--- Start of DATA TO USE ---

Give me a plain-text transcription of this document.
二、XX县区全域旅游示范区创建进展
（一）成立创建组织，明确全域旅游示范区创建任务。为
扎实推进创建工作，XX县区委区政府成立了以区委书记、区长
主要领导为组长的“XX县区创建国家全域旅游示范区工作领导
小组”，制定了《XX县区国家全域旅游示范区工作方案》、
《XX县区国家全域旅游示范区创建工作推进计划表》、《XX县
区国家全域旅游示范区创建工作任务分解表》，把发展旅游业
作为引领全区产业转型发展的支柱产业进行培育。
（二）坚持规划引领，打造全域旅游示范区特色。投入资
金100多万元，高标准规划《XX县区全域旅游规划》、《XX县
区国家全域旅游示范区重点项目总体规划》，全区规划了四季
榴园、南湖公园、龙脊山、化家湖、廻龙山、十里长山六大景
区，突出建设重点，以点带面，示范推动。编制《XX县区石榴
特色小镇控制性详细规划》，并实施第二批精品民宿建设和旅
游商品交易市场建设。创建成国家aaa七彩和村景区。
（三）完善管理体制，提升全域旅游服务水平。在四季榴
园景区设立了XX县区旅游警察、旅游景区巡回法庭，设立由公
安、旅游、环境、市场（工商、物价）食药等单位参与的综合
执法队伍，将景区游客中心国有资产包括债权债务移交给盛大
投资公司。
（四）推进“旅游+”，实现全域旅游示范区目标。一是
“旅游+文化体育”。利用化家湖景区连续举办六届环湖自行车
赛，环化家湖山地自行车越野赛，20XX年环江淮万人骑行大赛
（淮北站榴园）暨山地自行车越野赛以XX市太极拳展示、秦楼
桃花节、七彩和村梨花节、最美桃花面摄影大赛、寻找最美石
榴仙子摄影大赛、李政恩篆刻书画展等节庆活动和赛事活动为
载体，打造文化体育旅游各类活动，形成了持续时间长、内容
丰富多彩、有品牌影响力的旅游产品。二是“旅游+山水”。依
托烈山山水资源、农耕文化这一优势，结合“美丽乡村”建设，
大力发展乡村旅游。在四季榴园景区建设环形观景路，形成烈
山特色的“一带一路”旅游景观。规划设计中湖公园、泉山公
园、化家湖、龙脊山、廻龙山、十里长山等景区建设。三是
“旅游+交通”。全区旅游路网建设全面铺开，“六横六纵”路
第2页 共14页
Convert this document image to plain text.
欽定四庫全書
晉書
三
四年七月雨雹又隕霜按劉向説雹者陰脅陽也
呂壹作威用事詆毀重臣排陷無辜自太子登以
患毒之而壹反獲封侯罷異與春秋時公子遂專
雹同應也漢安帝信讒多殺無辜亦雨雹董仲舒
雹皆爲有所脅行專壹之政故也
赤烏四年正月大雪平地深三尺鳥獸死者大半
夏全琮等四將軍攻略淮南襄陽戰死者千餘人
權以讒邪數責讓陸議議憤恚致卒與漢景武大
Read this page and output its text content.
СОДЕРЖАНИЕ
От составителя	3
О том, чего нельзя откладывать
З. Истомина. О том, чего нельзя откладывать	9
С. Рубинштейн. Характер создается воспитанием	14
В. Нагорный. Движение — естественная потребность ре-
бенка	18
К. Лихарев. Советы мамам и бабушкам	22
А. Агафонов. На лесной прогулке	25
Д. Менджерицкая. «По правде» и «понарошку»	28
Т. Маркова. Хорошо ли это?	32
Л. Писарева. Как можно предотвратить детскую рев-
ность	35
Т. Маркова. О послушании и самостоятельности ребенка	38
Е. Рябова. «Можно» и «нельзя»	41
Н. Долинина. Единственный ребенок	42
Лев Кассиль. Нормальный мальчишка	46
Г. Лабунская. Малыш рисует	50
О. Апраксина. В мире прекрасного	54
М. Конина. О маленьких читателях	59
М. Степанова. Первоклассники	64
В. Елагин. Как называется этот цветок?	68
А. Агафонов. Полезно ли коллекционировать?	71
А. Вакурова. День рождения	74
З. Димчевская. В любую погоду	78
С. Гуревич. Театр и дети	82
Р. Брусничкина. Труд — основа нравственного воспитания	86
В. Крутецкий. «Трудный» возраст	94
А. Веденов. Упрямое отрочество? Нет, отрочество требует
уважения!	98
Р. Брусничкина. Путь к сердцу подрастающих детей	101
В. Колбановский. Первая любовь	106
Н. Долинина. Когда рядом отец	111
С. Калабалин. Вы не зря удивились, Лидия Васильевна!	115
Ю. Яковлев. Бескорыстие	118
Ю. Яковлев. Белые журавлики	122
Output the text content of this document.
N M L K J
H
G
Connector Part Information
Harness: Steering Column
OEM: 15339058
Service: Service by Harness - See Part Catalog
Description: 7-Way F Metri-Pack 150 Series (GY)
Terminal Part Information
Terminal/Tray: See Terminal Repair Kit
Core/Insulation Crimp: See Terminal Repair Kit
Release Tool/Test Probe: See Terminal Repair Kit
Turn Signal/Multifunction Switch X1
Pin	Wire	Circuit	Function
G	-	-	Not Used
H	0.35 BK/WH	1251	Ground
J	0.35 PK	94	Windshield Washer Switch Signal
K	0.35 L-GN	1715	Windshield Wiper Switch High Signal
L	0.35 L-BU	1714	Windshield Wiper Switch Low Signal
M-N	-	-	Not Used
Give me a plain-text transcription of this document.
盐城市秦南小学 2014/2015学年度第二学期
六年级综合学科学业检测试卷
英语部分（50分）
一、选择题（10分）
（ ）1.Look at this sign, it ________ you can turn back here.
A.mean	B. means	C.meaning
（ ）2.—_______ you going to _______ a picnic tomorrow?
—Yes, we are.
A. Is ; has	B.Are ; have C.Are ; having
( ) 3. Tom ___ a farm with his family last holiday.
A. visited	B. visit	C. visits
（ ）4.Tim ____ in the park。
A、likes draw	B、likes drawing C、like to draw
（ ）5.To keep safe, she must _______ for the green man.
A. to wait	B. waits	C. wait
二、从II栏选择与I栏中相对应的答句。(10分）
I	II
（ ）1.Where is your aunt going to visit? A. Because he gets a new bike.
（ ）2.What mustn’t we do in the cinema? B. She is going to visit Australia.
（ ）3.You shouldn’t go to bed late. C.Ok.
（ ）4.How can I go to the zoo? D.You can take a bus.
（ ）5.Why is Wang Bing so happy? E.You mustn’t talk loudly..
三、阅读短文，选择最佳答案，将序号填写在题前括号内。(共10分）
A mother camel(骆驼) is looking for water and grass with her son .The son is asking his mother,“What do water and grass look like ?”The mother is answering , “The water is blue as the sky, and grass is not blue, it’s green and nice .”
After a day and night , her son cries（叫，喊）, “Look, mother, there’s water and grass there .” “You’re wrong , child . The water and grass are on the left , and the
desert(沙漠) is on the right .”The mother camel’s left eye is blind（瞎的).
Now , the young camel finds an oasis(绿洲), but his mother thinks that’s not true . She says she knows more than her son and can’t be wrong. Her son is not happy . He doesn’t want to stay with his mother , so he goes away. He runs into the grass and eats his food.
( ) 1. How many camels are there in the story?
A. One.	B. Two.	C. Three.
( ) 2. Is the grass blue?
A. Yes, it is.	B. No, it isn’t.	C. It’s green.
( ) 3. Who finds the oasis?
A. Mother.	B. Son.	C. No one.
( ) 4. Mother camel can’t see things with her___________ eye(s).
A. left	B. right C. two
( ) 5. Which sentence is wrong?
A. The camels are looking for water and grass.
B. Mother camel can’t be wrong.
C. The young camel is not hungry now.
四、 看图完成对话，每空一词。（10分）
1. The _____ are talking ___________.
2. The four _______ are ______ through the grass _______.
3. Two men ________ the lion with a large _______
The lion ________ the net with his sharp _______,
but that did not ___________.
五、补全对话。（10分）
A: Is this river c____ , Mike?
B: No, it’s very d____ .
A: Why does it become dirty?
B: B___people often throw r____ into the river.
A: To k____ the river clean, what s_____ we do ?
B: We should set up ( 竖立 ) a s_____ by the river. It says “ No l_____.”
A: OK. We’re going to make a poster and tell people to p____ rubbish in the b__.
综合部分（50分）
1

--- End of DATA TO USE ---

#### REQUIRED WORK
Check each line of the records for the string "Repair" and state how many lines contain it. Give only the number.

#### EXPECTED ANSWER
3